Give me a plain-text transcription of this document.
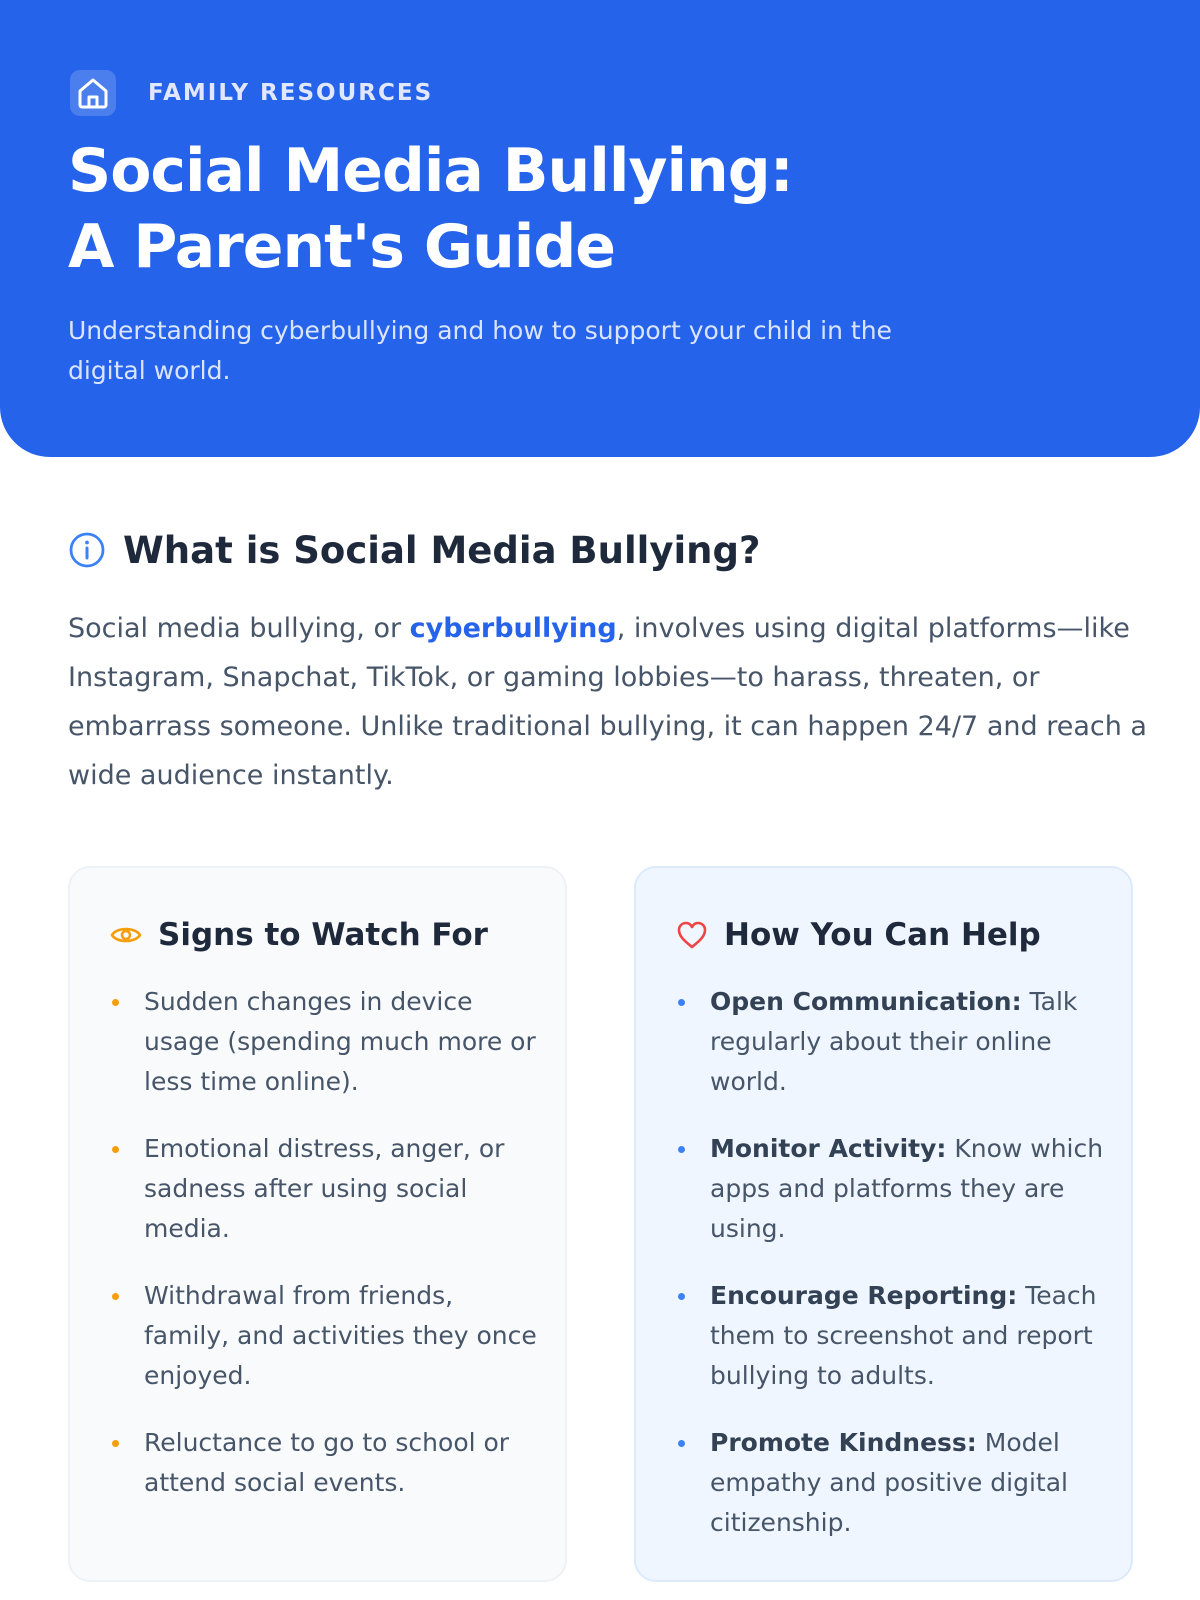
FAMILY RESOURCES
Social Media Bullying:
A Parent's Guide

Understanding cyberbullying and how to support your child in the digital world.

What is Social Media Bullying?

Social media bullying, or cyberbullying, involves using digital platforms—like Instagram, Snapchat, TikTok, or gaming lobbies—to harass, threaten, or embarrass someone. Unlike traditional bullying, it can happen 24/7 and reach a wide audience instantly.

Signs to Watch For
Sudden changes in device usage (spending much more or less time online).
Emotional distress, anger, or sadness after using social media.
Withdrawal from friends, family, and activities they once enjoyed.
Reluctance to go to school or attend social events.
How You Can Help
Open Communication: Talk regularly about their online world.
Monitor Activity: Know which apps and platforms they are using.
Encourage Reporting: Teach them to screenshot and report bullying to adults.
Promote Kindness: Model empathy and positive digital citizenship.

Directions
From the material above, reproduce everything verbatim except the pictures.

Problem solution
Give me a plain-text transcription of this document.
FAMILY RESOURCES
Social Media Bullying:
A Parent's Guide

Understanding cyberbullying and how to support your child in the digital world.

What is Social Media Bullying?

Social media bullying, or cyberbullying, involves using digital platforms—like Instagram, Snapchat, TikTok, or gaming lobbies—to harass, threaten, or embarrass someone. Unlike traditional bullying, it can happen 24/7 and reach a wide audience instantly.

Signs to Watch For
Sudden changes in device usage (spending much more or less time online).
Emotional distress, anger, or sadness after using social media.
Withdrawal from friends, family, and activities they once enjoyed.
Reluctance to go to school or attend social events.
How You Can Help
Open Communication: Talk regularly about their online world.
Monitor Activity: Know which apps and platforms they are using.
Encourage Reporting: Teach them to screenshot and report bullying to adults.
Promote Kindness: Model empathy and positive digital citizenship.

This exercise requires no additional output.